_Quoted text_

· · · ·

STILL REGGIE, AFTER ALL THESE YEARS
Rob Neyer mentioned the other day just how much ink has been spilled on the Bronx Zoo Yankees, and it’s true. It’s funny that nobody has made a Movie-of-the-week about that team (I’m thinking about the 1977-78 version, featuring George, Billy, Reggie and Thurman). Maybe it won’t happen until the principal players are dead. Still, when I was recently reading Ed Linn’s “Steinbrenner’s Yankees,” I wondered: who would serve as a good narrator? Who could play the Cameron Crowe roll in “Almost Famous?”
Who would work? Chambliss, Willie Randolph? Maybe Fran Healy, the seldom-used back up catcher, and one of Jackson’s few allies on the team, would make a good fit. The narrator would have to be a minor character, someone on the fringes.
How about Ray Negron?
Let’s turn to June 18, 1977, one of the most controversial days in Yankee history. The Yankees were playing the Game of the Week in Boston and getting creamed, when Billy Martin replaced Reggie Jackson in the middle of an inning with Paul Blair. Martin thought Jackson had loafed after a ball. When Reggie returned to the dugout, all hell broke loose.
According to Linn:
The TV Camera in center field had caught it all, and a mobile camera at the end of the dugout had come wheeling in to catch a close-up of the wrestling match. Before the camera could be activated, Ray Negron, who runs the Betamax (closed-circuit camera) for the Yankees, had thrown himself in front of it and was screaming at the cameraman. Negron is a former Yankee bat boy and Pittsburgh Pirate farmhand. He had been hired by Billy Martin at the beginning of spring training, but he had also become so friendly with Reggie Jackson-they shared the same locker area, and they both spoke Spanish—that Reggie had asked him to move into his apartment and become his general factotum. Negron was the one man on the club who had reason to like and be grateful to both Billy and Reggie, and what was happening was so painful to him that he found himself throwing a towel over the mobile camera and threatening to break the radar gun over the cameraman’s head. The mobile cameraman recalled afterwards that it was Martin who had shouted to Negron to cover the camera. It was exactly the opposite. The first thing Martin did when Yogi let him up was to pull the still-hysterical Negron away from the cameraman and shove him down on the bench.
It’s a thought, no?
Negron went on to work as an advisor and substance-abuse counselor for the Rangers and Indians. Interestingly, he was hired by Robbie Alomar a few days ago to work as the second baseman’s personal assistant, a job he previously held when Alomar was with Cleveland.
Back to Reggie. After disaster was averted in the dugout that day in Boston, 1977, Martin almost lost his job. Gabe Paul, who was not a Martin fan, prevented George from canning Billy the Kid, cause it would look like Jackson was running the team if the manager was fired right then and there. Negron made sure Reggie left the locker room before Martin arrived.

· · · ·

_Record excerpts_

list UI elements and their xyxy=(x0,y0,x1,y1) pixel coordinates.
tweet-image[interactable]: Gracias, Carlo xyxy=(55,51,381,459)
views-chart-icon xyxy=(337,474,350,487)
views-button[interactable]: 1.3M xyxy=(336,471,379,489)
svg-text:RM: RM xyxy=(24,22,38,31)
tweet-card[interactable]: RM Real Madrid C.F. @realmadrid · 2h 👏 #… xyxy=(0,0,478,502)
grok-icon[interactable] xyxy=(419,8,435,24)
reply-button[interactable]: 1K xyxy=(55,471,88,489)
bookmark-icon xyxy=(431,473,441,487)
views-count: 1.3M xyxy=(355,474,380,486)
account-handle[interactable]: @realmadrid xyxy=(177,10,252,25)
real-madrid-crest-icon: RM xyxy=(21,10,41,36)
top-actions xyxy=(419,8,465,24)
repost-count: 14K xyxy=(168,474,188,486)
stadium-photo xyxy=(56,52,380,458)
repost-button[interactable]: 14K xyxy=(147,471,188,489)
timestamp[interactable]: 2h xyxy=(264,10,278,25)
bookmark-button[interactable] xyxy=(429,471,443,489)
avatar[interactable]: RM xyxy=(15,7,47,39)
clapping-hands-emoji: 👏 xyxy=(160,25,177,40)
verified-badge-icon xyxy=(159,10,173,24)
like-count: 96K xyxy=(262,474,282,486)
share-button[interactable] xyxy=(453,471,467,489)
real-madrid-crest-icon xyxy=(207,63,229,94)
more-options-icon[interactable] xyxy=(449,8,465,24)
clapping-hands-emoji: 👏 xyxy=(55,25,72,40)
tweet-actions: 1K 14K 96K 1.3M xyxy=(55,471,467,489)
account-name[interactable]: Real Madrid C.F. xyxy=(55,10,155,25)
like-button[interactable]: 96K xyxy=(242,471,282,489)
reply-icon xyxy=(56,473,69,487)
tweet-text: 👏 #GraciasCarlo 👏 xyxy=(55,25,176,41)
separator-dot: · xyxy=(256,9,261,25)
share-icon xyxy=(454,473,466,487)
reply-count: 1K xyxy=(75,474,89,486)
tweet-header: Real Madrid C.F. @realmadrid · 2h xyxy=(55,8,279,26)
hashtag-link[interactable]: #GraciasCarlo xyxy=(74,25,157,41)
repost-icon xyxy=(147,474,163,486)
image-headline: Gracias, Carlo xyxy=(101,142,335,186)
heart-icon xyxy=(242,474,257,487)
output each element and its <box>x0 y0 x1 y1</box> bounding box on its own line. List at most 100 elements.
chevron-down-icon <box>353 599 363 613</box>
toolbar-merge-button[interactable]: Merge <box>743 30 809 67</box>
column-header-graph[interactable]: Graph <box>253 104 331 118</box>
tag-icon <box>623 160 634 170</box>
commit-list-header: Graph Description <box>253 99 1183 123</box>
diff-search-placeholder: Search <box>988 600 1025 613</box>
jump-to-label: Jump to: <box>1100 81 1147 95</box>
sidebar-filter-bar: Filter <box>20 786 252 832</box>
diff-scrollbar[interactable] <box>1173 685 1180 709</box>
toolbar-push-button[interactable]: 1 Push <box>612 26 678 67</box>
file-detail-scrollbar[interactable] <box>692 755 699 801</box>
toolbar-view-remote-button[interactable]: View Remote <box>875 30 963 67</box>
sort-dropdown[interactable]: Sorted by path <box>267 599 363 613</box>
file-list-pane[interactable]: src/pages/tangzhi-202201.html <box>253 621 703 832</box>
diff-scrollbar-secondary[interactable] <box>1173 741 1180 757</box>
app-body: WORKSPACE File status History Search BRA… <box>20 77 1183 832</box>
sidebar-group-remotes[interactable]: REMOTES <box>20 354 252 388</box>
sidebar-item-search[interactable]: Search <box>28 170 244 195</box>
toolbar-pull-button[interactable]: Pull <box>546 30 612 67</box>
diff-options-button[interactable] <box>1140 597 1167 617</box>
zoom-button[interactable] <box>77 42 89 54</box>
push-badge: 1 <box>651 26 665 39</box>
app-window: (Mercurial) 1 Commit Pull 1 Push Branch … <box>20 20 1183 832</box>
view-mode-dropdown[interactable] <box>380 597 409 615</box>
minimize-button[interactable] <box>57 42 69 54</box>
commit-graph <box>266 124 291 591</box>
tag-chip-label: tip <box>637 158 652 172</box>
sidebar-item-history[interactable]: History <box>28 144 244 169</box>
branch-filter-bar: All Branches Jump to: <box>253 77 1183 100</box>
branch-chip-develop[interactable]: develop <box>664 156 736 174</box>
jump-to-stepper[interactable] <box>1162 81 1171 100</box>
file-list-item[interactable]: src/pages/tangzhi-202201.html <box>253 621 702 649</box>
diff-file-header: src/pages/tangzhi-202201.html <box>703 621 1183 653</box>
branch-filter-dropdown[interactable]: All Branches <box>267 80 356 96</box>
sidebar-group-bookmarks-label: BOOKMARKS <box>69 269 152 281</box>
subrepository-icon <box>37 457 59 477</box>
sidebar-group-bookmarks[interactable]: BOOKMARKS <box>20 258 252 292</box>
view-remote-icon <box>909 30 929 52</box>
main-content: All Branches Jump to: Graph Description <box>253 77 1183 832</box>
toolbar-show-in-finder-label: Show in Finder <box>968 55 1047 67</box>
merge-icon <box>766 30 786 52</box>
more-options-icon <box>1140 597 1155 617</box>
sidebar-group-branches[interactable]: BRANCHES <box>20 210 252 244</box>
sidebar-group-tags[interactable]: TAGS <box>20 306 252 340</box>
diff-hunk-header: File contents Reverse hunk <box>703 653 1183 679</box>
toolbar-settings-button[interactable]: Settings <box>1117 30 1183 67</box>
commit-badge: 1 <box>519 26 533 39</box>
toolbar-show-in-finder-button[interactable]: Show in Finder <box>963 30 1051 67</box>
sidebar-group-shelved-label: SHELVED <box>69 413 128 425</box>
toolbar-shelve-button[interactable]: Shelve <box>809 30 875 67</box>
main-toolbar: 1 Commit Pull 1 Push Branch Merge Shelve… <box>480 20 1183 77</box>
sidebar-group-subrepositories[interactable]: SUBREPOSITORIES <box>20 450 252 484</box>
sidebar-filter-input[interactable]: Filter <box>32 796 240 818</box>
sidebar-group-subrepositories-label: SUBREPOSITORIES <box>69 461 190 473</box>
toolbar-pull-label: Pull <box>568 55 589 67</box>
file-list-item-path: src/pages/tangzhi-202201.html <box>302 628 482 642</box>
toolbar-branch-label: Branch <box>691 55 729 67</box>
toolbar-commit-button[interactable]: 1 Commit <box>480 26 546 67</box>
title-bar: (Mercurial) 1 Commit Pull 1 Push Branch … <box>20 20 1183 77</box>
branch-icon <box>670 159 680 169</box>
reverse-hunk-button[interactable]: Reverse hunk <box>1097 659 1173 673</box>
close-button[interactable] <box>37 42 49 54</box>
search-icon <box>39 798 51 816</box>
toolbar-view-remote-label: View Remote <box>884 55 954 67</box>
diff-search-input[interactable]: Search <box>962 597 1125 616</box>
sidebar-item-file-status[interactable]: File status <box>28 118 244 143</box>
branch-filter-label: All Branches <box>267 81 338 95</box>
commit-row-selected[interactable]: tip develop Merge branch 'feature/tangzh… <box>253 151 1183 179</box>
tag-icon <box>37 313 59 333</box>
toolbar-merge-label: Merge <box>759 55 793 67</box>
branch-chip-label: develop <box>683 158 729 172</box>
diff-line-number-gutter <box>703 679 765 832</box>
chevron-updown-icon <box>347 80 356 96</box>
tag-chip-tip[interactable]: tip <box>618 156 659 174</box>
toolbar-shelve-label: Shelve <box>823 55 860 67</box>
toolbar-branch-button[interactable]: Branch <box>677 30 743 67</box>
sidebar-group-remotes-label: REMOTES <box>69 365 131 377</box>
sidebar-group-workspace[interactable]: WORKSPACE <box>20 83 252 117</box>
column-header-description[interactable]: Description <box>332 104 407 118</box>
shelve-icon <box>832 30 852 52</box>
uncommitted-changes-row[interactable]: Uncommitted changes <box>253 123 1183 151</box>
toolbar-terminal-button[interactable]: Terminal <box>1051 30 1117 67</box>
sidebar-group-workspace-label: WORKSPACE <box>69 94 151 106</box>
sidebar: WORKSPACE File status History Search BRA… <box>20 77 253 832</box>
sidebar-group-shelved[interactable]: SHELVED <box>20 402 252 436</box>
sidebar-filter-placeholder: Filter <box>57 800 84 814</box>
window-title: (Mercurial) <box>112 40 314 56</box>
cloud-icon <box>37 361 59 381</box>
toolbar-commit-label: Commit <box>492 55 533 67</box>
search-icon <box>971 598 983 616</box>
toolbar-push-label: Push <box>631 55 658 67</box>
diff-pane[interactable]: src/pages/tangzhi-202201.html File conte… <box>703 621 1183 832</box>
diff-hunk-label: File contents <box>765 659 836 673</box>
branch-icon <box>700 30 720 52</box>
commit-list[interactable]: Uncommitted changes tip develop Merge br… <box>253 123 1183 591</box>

· · · ·

_Work to do_
(1) Print the passage of the post about the 1977 Yankees between "It’s a thought, no?" and "before Martin arrived.", inclusive.
(2) Pick up the post about the 1977 Yankees after its final sentence and continue writing it.
The listing has no connection to the post about the 1977 Yankees.

_Task-by-task outputs_
(1)
It’s a thought, no?
Negron went on to work as an advisor and substance-abuse counselor for the Rangers and Indians. Interestingly, he was hired by Robbie Alomar a few days ago to work as the second baseman’s personal assistant, a job he previously held when Alomar was with Cleveland.
Back to Reggie. After disaster was averted in the dugout that day in Boston, 1977, Martin almost lost his job. Gabe Paul, who was not a Martin fan, prevented George from canning Billy the Kid, cause it would look like Jackson was running the team if the manager was fired right then and there. Negron made sure Reggie left the locker room before Martin arrived.

(2)
Later that night, two reporters came up to Reggie’s room to talk—Paul Montgomery of the New York Times, and Phil Pepe of the Daily News.
Here is Linn’s account of Reggie in rare form:
As the interview began, Reggie was sitting on the floor, bare-chested except for a gold cross and two gold medallions. A blonde was in the shower, a local girlfriend. Mike Torrez was sitting in a chair alongside Reggie with a bottle of white wine “If I go too far,” he hold Torrez before he began, “stop me.”
His memory during the interview was that he hadn’t said anything when he came back to the dugout, but had merely held his arms open in that “What did I do wrong?” gesture. “The man took a position today to show me up on national television. Everyone could see that.”
At one point he became so upset that he retreated to the edge of the bed and began to read the Bible. He was a born-again Christian, he told them, and quite often went to the Bible for solace.
Once he had himself back under control, he resumed his position on the floor and went right back to the company line. “I don’t know anything about managing, but I’ll take the heat for whatever the manger says.”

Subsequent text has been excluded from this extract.